MATERIAL FOR THE TASK:

------------------------------------------------------------

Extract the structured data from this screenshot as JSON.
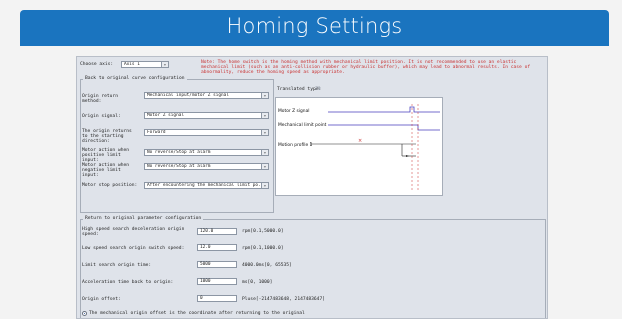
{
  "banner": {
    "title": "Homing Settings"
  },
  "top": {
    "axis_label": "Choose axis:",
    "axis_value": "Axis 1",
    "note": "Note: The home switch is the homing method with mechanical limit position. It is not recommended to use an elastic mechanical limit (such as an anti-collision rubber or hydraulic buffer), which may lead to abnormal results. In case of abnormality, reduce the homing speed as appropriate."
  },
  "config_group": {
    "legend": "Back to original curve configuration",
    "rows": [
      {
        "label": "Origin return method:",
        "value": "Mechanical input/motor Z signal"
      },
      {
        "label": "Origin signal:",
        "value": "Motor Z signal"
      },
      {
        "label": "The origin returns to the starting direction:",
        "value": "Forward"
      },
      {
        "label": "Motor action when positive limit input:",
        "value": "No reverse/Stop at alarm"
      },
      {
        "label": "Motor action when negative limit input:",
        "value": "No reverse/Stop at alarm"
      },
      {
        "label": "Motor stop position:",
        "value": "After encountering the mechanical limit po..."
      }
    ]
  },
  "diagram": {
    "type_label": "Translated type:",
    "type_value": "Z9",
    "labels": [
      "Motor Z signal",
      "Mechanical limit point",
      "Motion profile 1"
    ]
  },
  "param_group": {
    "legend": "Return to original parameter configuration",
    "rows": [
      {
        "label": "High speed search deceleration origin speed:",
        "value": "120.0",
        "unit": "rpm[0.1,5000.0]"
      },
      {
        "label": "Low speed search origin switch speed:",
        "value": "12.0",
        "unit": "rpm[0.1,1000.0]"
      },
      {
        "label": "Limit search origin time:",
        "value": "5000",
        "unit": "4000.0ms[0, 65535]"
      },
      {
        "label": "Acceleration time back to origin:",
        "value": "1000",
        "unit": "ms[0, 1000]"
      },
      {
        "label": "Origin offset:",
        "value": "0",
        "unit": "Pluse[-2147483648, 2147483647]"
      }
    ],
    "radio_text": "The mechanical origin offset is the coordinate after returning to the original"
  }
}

------------------------------------------------------------

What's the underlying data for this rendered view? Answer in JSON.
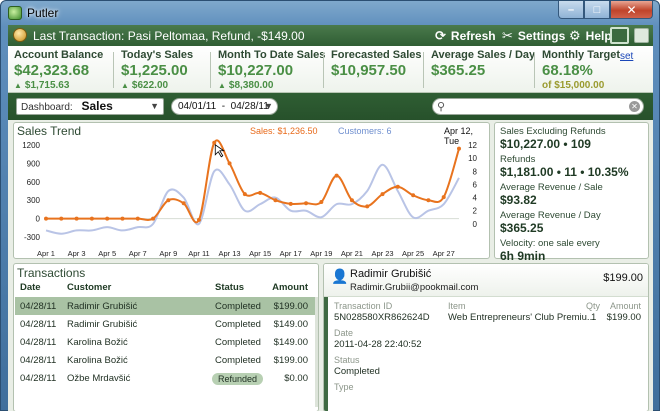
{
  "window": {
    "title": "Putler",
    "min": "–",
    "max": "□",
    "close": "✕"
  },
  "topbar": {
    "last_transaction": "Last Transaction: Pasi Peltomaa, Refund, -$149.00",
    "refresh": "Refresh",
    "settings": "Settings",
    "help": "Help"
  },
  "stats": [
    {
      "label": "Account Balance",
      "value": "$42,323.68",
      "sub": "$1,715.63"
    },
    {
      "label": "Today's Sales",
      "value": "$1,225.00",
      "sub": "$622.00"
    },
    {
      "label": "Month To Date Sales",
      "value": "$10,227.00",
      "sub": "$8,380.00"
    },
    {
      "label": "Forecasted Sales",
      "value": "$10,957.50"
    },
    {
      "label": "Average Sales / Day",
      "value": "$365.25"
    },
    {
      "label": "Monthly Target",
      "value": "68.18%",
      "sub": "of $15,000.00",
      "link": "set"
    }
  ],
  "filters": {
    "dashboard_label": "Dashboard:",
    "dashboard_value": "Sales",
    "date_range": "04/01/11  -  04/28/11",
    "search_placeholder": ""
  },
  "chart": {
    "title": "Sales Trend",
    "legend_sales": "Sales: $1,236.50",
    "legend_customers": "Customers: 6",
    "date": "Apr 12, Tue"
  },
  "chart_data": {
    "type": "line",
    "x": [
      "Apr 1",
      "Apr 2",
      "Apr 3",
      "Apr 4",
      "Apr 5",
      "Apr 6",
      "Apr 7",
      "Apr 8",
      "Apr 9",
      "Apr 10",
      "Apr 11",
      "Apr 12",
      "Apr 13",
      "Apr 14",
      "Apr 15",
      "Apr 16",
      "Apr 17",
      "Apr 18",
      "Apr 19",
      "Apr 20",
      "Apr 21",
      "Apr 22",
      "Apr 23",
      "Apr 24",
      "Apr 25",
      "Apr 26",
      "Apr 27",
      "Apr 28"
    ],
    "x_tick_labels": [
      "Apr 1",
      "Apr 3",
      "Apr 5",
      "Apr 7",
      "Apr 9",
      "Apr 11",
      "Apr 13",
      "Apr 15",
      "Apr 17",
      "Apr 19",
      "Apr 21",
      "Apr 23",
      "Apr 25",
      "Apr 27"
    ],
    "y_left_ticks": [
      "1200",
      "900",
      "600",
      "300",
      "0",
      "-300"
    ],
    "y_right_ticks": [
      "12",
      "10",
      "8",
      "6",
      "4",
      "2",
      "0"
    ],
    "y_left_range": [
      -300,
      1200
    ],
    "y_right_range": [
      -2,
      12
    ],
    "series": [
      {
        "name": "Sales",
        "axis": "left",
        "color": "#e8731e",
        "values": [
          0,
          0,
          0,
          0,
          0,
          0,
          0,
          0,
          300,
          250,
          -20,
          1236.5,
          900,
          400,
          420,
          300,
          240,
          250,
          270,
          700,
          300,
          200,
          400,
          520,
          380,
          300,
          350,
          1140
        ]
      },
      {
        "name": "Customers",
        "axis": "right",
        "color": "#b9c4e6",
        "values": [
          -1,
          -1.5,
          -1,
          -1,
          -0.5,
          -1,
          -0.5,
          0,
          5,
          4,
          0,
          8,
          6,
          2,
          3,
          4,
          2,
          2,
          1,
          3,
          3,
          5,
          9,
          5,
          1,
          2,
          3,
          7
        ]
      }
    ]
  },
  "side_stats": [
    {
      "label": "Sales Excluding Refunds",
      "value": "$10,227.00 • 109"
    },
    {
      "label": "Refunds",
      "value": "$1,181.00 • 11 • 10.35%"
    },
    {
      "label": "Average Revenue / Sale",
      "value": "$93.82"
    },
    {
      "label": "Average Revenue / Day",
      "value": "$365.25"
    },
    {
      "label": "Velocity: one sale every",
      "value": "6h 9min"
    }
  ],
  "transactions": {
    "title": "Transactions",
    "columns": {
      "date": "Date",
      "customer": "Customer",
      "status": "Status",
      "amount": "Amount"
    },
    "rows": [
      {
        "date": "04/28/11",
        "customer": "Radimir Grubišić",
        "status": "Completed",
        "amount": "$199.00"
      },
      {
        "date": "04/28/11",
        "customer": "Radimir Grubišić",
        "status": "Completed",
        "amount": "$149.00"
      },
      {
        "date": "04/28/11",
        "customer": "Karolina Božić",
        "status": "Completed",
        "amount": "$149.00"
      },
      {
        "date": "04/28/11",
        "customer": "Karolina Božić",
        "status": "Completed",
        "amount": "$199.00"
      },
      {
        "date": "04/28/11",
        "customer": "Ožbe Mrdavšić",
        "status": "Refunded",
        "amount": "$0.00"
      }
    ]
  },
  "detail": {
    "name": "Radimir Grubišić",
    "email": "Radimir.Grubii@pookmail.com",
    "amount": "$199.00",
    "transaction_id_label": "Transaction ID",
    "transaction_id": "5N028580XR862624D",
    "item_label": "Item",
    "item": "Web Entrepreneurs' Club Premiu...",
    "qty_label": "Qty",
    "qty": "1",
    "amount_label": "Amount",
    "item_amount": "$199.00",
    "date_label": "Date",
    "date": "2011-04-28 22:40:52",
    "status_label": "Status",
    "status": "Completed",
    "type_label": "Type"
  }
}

------------------------------------------------------------

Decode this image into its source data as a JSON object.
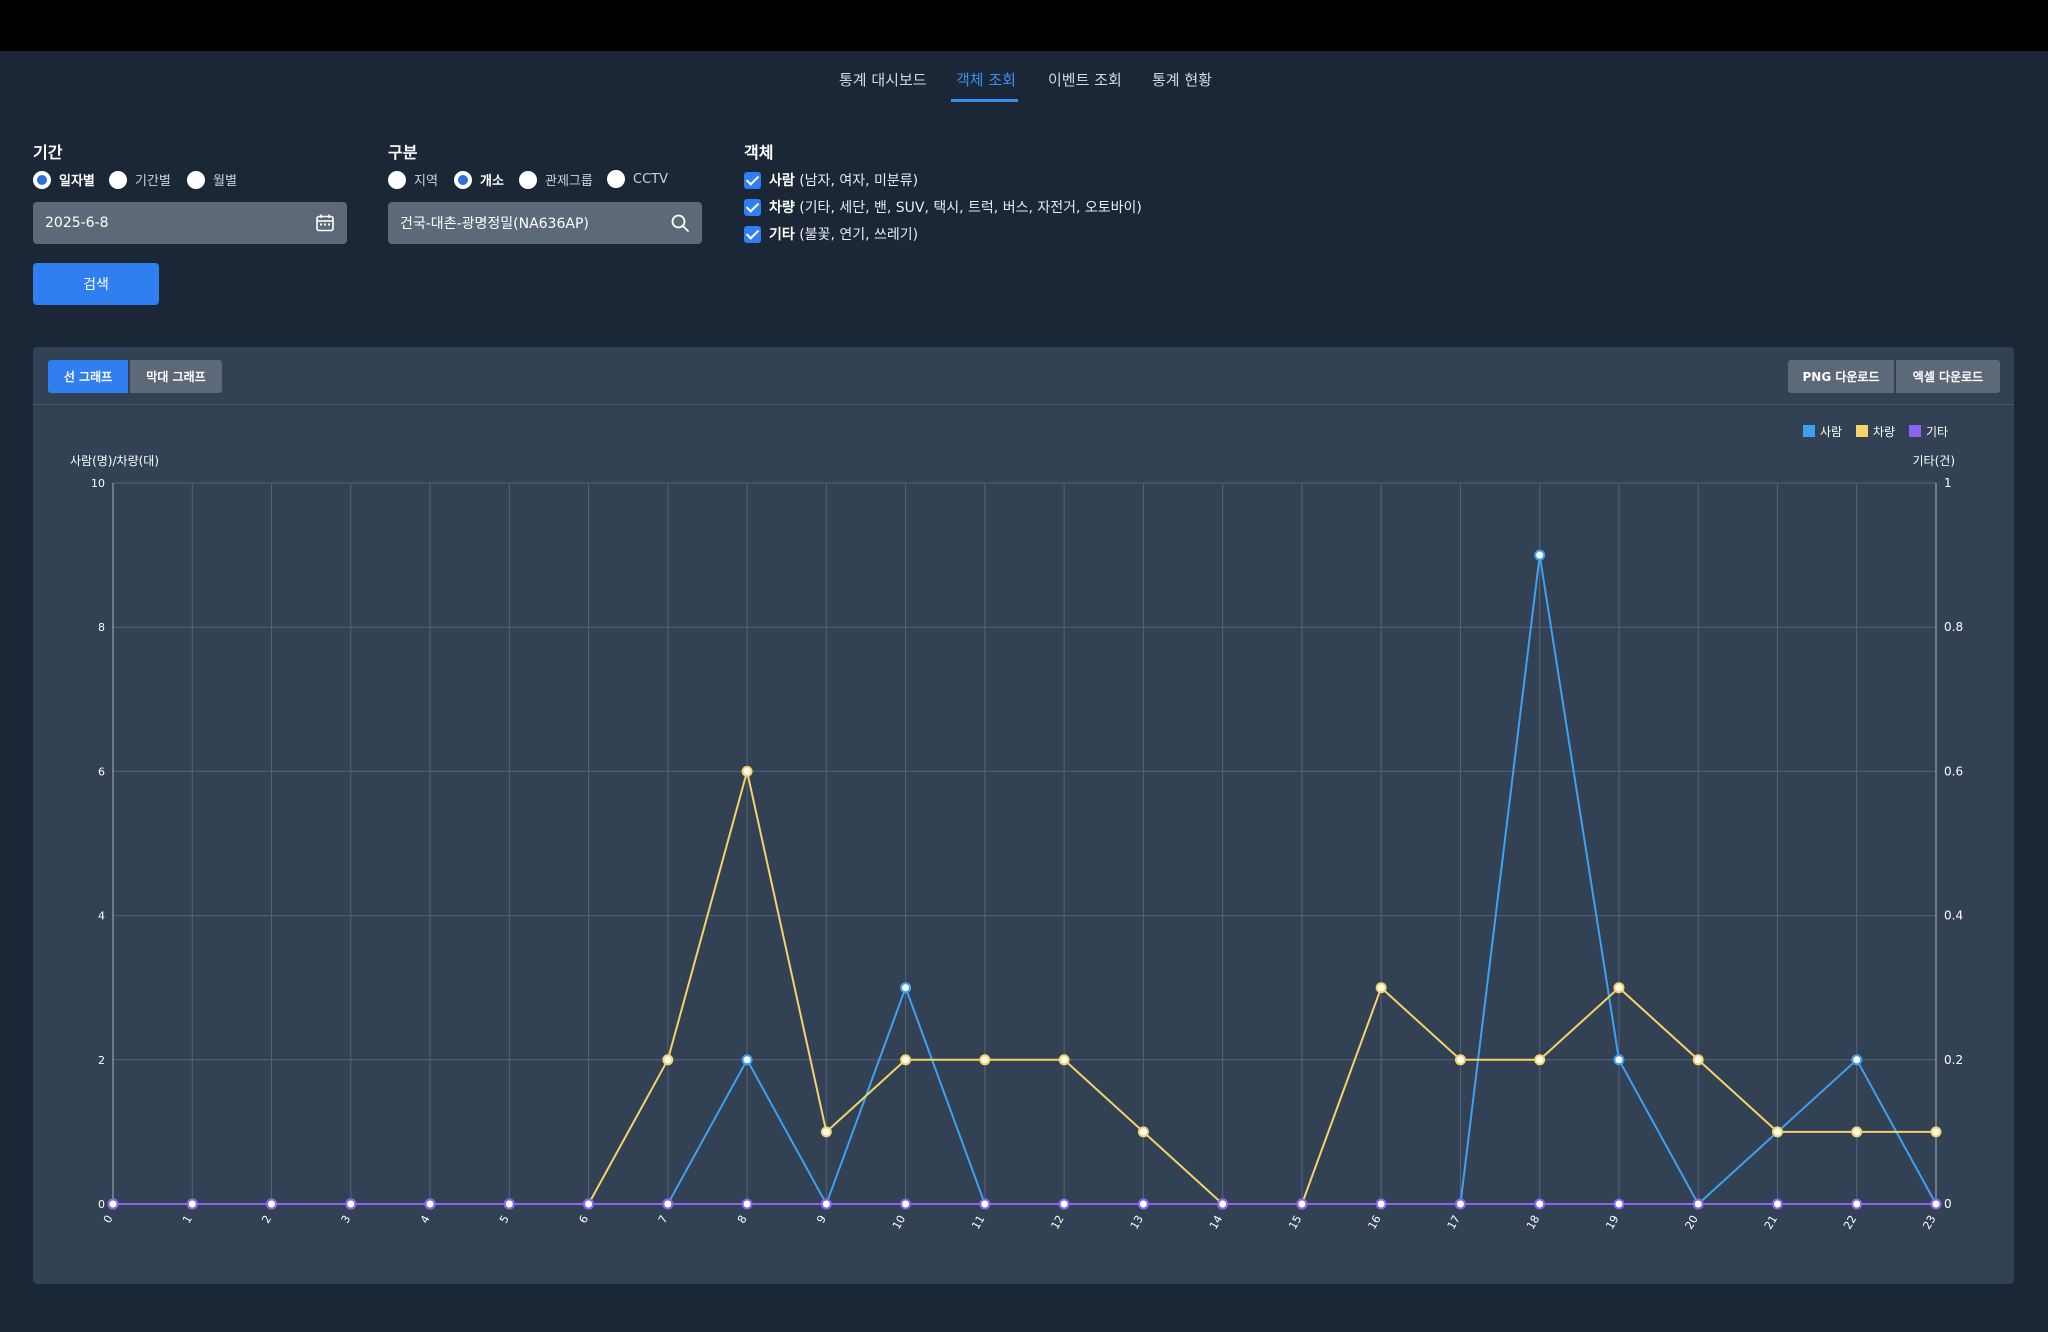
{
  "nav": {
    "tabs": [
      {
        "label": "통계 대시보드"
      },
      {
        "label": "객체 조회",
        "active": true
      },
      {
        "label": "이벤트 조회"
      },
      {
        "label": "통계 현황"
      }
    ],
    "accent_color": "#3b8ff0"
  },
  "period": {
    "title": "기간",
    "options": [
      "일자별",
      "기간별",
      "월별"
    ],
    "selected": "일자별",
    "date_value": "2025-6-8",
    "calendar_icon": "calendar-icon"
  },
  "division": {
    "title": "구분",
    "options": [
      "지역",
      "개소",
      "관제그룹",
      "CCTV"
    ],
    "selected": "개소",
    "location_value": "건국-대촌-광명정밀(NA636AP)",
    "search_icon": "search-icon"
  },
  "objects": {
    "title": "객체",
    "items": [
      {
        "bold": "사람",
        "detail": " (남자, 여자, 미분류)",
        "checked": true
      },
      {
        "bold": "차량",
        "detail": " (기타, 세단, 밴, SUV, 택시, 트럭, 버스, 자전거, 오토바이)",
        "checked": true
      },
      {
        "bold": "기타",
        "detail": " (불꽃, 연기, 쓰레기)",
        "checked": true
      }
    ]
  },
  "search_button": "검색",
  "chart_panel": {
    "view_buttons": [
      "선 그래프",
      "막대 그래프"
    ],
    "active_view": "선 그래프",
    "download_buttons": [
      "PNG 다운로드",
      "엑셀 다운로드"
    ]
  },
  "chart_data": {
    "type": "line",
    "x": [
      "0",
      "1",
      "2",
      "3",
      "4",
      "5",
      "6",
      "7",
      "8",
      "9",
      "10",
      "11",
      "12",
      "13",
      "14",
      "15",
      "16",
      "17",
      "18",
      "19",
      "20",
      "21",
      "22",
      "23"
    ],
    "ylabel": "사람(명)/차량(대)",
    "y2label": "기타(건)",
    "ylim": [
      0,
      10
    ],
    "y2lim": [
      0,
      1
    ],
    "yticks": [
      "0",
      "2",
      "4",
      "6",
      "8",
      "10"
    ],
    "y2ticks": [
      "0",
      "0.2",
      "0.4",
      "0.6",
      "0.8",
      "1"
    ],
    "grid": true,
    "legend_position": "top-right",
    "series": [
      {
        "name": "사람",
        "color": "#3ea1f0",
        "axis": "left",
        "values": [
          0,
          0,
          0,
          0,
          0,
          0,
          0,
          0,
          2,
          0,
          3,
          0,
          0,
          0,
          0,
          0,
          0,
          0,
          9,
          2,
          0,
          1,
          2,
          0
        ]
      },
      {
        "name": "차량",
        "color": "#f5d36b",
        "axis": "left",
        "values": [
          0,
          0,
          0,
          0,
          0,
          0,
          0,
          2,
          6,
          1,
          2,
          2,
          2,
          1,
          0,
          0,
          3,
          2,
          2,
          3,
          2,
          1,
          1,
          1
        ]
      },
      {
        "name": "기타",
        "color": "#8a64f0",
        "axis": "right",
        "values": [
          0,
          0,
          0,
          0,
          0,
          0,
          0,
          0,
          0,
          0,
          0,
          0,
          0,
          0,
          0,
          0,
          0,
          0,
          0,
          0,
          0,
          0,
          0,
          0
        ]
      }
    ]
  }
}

------------------------------------------------------------

TASK REQUIREMENTS: For this exercise, gather every line of the data that contains the word "Settings".

COMPLETED TASK:
    "title": "Homing Settings"
    "settings": "Settings",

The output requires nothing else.